> Exercise details
Write out each line of the listing below as a JSON array of strings, one string per line, leaving out any blank lines.

> Records for this exercise
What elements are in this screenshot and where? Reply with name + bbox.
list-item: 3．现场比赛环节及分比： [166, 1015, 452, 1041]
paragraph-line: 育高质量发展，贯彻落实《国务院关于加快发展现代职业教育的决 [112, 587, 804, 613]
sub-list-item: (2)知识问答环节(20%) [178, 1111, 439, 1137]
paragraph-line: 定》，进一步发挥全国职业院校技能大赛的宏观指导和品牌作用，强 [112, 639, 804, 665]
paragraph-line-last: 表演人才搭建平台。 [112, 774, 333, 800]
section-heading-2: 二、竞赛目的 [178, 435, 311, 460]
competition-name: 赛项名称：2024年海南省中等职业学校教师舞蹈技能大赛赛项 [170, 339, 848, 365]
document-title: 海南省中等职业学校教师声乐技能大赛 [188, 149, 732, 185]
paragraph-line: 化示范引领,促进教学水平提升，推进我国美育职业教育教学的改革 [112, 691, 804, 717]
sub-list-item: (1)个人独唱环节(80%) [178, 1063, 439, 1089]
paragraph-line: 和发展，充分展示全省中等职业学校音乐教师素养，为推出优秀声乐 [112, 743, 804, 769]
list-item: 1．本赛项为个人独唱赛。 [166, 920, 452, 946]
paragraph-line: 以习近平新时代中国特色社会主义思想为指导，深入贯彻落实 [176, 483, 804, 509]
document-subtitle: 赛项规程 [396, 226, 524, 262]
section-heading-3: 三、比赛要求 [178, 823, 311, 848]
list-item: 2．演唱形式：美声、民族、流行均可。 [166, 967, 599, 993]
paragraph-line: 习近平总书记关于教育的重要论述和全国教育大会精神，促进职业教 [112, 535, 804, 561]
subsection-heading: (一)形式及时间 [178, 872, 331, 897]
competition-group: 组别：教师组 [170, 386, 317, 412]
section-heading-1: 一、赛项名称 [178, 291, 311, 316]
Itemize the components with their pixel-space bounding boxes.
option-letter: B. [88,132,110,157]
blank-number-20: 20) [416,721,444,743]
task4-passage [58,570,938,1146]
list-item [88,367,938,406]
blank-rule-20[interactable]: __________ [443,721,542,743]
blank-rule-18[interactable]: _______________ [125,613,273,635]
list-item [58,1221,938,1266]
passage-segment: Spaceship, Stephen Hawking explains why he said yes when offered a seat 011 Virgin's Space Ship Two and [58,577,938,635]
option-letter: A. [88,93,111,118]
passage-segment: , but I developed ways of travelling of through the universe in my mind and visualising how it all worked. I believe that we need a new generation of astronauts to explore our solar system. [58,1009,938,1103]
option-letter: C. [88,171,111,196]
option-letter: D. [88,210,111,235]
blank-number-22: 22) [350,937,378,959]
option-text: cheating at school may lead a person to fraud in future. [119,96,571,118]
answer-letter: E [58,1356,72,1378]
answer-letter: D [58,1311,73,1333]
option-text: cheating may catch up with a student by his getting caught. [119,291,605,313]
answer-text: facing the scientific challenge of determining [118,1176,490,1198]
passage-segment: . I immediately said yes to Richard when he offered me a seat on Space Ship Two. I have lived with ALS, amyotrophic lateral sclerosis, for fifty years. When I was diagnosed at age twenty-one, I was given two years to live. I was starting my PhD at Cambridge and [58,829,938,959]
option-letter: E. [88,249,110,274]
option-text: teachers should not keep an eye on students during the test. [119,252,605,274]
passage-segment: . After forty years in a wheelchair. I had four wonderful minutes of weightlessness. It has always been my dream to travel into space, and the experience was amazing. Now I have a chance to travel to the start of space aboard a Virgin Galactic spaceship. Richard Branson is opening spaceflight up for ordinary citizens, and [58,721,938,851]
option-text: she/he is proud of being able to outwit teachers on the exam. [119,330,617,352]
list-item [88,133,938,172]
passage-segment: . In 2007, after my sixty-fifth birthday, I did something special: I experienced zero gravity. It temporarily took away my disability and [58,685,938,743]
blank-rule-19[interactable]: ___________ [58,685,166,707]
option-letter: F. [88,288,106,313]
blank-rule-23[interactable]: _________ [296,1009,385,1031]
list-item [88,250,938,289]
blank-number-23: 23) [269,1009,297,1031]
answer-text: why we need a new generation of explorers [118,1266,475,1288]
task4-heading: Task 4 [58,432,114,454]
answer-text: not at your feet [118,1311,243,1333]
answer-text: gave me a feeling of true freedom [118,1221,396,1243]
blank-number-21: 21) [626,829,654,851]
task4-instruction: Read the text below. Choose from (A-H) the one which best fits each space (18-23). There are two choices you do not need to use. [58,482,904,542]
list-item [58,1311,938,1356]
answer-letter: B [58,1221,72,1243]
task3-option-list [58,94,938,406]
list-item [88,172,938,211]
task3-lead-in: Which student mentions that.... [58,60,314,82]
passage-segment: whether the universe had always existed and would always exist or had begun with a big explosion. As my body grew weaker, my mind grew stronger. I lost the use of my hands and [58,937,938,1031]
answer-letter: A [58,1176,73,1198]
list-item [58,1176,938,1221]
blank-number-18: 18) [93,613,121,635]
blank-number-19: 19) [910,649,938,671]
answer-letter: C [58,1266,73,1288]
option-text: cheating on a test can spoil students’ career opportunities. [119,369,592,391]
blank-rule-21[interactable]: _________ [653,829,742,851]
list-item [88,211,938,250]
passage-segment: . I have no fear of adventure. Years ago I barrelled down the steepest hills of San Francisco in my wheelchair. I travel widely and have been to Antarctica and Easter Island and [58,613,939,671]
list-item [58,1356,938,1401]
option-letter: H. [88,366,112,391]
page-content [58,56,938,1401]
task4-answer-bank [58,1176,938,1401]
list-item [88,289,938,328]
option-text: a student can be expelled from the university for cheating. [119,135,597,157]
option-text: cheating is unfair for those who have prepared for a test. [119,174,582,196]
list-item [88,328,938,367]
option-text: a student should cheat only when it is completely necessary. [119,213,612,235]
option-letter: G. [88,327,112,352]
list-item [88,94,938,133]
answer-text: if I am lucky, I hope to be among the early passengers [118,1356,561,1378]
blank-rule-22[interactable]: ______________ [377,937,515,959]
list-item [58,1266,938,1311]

> Solved problem
[
  "What elements are in this screenshot and where? Reply with name + bbox.",
  "list-item: 3．现场比赛环节及分比： [166, 1015, 452, 1041]",
  "paragraph-line: 育高质量发展，贯彻落实《国务院关于加快发展现代职业教育的决 [112, 587, 804, 613]",
  "sub-list-item: (2)知识问答环节(20%) [178, 1111, 439, 1137]",
  "paragraph-line: 定》，进一步发挥全国职业院校技能大赛的宏观指导和品牌作用，强 [112, 639, 804, 665]",
  "paragraph-line-last: 表演人才搭建平台。 [112, 774, 333, 800]",
  "section-heading-2: 二、竞赛目的 [178, 435, 311, 460]",
  "competition-name: 赛项名称：2024年海南省中等职业学校教师舞蹈技能大赛赛项 [170, 339, 848, 365]",
  "document-title: 海南省中等职业学校教师声乐技能大赛 [188, 149, 732, 185]",
  "paragraph-line: 化示范引领,促进教学水平提升，推进我国美育职业教育教学的改革 [112, 691, 804, 717]",
  "sub-list-item: (1)个人独唱环节(80%) [178, 1063, 439, 1089]",
  "paragraph-line: 和发展，充分展示全省中等职业学校音乐教师素养，为推出优秀声乐 [112, 743, 804, 769]",
  "list-item: 1．本赛项为个人独唱赛。 [166, 920, 452, 946]",
  "paragraph-line: 以习近平新时代中国特色社会主义思想为指导，深入贯彻落实 [176, 483, 804, 509]",
  "document-subtitle: 赛项规程 [396, 226, 524, 262]",
  "section-heading-3: 三、比赛要求 [178, 823, 311, 848]",
  "list-item: 2．演唱形式：美声、民族、流行均可。 [166, 967, 599, 993]",
  "paragraph-line: 习近平总书记关于教育的重要论述和全国教育大会精神，促进职业教 [112, 535, 804, 561]",
  "subsection-heading: (一)形式及时间 [178, 872, 331, 897]",
  "competition-group: 组别：教师组 [170, 386, 317, 412]",
  "section-heading-1: 一、赛项名称 [178, 291, 311, 316]",
  "Itemize the components with their pixel-space bounding boxes.",
  "option-letter: B. [88,132,110,157]",
  "blank-number-20: 20) [416,721,444,743]",
  "task4-passage [58,570,938,1146]",
  "list-item [88,367,938,406]",
  "blank-rule-20[interactable]: __________ [443,721,542,743]",
  "blank-rule-18[interactable]: _______________ [125,613,273,635]",
  "list-item [58,1221,938,1266]",
  "passage-segment: Spaceship, Stephen Hawking explains why he said yes when offered a seat 011 Virgin's Space Ship Two and [58,577,938,635]",
  "option-letter: A. [88,93,111,118]",
  "passage-segment: , but I developed ways of travelling of through the universe in my mind and visualising how it all worked. I believe that we need a new generation of astronauts to explore our solar system. [58,1009,938,1103]",
  "option-letter: C. [88,171,111,196]",
  "option-letter: D. [88,210,111,235]",
  "blank-number-22: 22) [350,937,378,959]",
  "option-text: cheating at school may lead a person to fraud in future. [119,96,571,118]",
  "answer-letter: E [58,1356,72,1378]",
  "answer-letter: D [58,1311,73,1333]",
  "option-text: cheating may catch up with a student by his getting caught. [119,291,605,313]",
  "answer-text: facing the scientific challenge of determining [118,1176,490,1198]",
  "passage-segment: . I immediately said yes to Richard when he offered me a seat on Space Ship Two. I have lived with ALS, amyotrophic lateral sclerosis, for fifty years. When I was diagnosed at age twenty-one, I was given two years to live. I was starting my PhD at Cambridge and [58,829,938,959]",
  "option-letter: E. [88,249,110,274]",
  "option-text: teachers should not keep an eye on students during the test. [119,252,605,274]",
  "passage-segment: . After forty years in a wheelchair. I had four wonderful minutes of weightlessness. It has always been my dream to travel into space, and the experience was amazing. Now I have a chance to travel to the start of space aboard a Virgin Galactic spaceship. Richard Branson is opening spaceflight up for ordinary citizens, and [58,721,938,851]",
  "option-text: she/he is proud of being able to outwit teachers on the exam. [119,330,617,352]",
  "list-item [88,133,938,172]",
  "passage-segment: . In 2007, after my sixty-fifth birthday, I did something special: I experienced zero gravity. It temporarily took away my disability and [58,685,938,743]",
  "blank-rule-19[interactable]: ___________ [58,685,166,707]",
  "option-letter: F. [88,288,106,313]",
  "blank-rule-23[interactable]: _________ [296,1009,385,1031]",
  "list-item [88,250,938,289]",
  "blank-number-23: 23) [269,1009,297,1031]",
  "answer-text: why we need a new generation of explorers [118,1266,475,1288]",
  "task4-heading: Task 4 [58,432,114,454]",
  "answer-text: not at your feet [118,1311,243,1333]",
  "answer-text: gave me a feeling of true freedom [118,1221,396,1243]",
  "blank-number-21: 21) [626,829,654,851]",
  "task4-instruction: Read the text below. Choose from (A-H) the one which best fits each space (18-23). There are two choices you do not need to use. [58,482,904,542]",
  "list-item [58,1311,938,1356]",
  "answer-letter: B [58,1221,72,1243]",
  "task3-option-list [58,94,938,406]",
  "list-item [88,172,938,211]",
  "task3-lead-in: Which student mentions that.... [58,60,314,82]",
  "passage-segment: whether the universe had always existed and would always exist or had begun with a big explosion. As my body grew weaker, my mind grew stronger. I lost the use of my hands and [58,937,938,1031]",
  "answer-letter: A [58,1176,73,1198]",
  "list-item [58,1176,938,1221]",
  "blank-number-18: 18) [93,613,121,635]",
  "blank-number-19: 19) [910,649,938,671]",
  "answer-letter: C [58,1266,73,1288]",
  "option-text: cheating on a test can spoil students’ career opportunities. [119,369,592,391]",
  "blank-rule-21[interactable]: _________ [653,829,742,851]",
  "list-item [88,211,938,250]",
  "passage-segment: . I have no fear of adventure. Years ago I barrelled down the steepest hills of San Francisco in my wheelchair. I travel widely and have been to Antarctica and Easter Island and [58,613,939,671]",
  "list-item [58,1356,938,1401]",
  "option-letter: H. [88,366,112,391]",
  "page-content [58,56,938,1401]",
  "task4-answer-bank [58,1176,938,1401]",
  "list-item [88,289,938,328]",
  "option-text: a student can be expelled from the university for cheating. [119,135,597,157]",
  "option-text: cheating is unfair for those who have prepared for a test. [119,174,582,196]",
  "list-item [88,328,938,367]",
  "option-text: a student should cheat only when it is completely necessary. [119,213,612,235]",
  "option-letter: G. [88,327,112,352]",
  "list-item [88,94,938,133]",
  "answer-text: if I am lucky, I hope to be among the early passengers [118,1356,561,1378]",
  "blank-rule-22[interactable]: ______________ [377,937,515,959]",
  "list-item [58,1266,938,1311]"
]